Stated task - Find every line in the records below that contains the word "this", and copy each such line.

(Dataset entries on figures)
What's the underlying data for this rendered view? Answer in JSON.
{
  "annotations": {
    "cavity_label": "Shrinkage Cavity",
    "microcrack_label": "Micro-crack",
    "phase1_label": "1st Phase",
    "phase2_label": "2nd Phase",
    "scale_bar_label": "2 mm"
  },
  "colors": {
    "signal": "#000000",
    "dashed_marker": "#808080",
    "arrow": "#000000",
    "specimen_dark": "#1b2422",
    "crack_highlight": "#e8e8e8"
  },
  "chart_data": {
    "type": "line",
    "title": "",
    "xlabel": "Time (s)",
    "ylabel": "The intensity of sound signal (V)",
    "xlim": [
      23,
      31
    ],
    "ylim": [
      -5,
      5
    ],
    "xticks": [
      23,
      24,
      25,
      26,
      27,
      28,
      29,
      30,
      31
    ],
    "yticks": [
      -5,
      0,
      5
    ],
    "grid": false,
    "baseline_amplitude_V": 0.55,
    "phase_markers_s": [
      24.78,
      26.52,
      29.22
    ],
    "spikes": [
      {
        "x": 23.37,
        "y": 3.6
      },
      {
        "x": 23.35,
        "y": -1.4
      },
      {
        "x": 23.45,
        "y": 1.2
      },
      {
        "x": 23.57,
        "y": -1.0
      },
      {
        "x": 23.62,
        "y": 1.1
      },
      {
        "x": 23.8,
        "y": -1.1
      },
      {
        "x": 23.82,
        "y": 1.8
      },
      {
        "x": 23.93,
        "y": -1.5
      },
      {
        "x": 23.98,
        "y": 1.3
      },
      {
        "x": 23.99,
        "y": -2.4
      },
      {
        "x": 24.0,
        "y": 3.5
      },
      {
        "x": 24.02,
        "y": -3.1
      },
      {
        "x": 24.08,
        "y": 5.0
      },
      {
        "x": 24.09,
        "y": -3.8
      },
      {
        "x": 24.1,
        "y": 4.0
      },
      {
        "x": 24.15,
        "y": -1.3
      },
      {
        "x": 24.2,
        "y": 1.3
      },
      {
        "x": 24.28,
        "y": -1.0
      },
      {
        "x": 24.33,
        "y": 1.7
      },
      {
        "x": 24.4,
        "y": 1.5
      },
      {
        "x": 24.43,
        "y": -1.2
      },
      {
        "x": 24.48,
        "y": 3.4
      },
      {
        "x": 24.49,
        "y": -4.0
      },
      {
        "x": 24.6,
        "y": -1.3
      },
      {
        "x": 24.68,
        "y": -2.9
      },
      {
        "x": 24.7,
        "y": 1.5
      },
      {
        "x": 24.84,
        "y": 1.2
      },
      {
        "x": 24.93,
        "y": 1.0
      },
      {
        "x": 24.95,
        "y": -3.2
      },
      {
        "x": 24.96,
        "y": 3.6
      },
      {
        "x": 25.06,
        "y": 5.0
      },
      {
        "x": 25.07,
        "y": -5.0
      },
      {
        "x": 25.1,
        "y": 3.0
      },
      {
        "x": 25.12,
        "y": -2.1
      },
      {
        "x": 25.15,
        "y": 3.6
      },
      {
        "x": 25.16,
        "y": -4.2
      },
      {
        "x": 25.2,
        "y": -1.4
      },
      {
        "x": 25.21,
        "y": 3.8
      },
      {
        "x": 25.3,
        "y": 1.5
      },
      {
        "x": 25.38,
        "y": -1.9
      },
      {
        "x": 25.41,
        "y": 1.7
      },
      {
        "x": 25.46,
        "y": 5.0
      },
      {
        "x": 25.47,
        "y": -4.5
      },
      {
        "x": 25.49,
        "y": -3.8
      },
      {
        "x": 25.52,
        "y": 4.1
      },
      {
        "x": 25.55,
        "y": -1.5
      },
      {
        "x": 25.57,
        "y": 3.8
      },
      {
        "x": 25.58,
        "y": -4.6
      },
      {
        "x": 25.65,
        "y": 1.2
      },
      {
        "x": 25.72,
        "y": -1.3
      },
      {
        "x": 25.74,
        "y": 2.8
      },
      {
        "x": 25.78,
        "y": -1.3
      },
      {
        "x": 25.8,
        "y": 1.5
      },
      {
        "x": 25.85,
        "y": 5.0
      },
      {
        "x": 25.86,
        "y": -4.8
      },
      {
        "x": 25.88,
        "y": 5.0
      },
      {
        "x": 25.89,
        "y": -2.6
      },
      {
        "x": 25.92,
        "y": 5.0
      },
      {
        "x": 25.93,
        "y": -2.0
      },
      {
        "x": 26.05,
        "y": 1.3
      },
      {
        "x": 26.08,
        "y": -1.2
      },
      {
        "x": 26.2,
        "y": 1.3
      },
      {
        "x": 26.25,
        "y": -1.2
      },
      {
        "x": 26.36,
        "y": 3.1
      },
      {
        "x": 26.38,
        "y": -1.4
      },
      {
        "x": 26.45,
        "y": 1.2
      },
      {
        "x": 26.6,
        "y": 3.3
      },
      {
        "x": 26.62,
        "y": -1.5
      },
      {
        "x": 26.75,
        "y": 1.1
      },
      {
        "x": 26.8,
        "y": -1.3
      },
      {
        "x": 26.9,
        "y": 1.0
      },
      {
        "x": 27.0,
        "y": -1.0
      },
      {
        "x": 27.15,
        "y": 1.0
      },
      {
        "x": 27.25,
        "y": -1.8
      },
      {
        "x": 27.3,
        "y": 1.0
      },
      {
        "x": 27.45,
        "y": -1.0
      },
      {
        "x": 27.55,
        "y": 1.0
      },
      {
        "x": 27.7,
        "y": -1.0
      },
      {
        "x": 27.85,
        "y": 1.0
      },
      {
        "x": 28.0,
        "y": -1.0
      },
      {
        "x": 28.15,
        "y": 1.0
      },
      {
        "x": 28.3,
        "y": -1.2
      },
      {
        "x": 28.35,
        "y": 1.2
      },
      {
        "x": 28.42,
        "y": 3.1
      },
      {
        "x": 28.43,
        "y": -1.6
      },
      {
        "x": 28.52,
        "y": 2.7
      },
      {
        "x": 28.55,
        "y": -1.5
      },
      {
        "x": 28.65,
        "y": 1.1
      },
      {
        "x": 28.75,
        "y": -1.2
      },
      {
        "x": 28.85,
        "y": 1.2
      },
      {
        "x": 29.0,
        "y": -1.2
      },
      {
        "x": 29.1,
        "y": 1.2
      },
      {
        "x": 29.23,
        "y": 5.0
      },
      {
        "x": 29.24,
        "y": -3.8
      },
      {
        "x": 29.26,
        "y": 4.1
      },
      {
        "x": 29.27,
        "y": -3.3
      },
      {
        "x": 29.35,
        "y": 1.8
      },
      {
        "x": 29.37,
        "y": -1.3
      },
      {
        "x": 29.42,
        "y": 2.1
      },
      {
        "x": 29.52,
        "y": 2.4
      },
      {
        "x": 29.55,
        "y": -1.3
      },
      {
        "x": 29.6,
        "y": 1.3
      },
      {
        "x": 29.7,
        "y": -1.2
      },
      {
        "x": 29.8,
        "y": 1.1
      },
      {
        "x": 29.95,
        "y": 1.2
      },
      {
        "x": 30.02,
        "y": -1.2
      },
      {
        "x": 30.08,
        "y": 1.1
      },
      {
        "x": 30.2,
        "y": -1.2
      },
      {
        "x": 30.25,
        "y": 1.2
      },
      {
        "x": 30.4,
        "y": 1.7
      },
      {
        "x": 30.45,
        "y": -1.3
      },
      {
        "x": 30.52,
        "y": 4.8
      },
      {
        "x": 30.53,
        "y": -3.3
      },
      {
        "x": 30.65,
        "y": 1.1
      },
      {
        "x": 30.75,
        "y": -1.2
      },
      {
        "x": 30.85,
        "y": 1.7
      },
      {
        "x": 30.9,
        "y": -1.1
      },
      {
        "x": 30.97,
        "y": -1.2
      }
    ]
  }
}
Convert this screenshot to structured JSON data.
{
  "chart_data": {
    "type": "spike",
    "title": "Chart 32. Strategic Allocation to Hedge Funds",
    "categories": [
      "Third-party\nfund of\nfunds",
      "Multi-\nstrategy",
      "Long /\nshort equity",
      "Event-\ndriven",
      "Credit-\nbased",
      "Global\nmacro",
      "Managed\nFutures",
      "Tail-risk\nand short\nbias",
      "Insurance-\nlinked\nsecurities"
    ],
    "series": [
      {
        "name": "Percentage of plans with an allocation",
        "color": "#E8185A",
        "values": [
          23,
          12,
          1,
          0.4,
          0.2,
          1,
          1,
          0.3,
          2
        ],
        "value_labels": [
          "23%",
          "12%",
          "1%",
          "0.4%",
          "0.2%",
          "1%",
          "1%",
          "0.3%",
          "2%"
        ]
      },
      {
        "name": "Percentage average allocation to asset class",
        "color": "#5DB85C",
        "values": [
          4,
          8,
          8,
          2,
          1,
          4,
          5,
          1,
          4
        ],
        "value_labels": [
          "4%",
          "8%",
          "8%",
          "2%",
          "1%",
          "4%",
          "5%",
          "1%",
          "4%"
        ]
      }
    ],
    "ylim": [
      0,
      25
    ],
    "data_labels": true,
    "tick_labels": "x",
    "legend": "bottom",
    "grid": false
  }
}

Reply -
What's the underlying data for this rendered view? Answer in JSON.
Convert this screenshot to structured JSON data.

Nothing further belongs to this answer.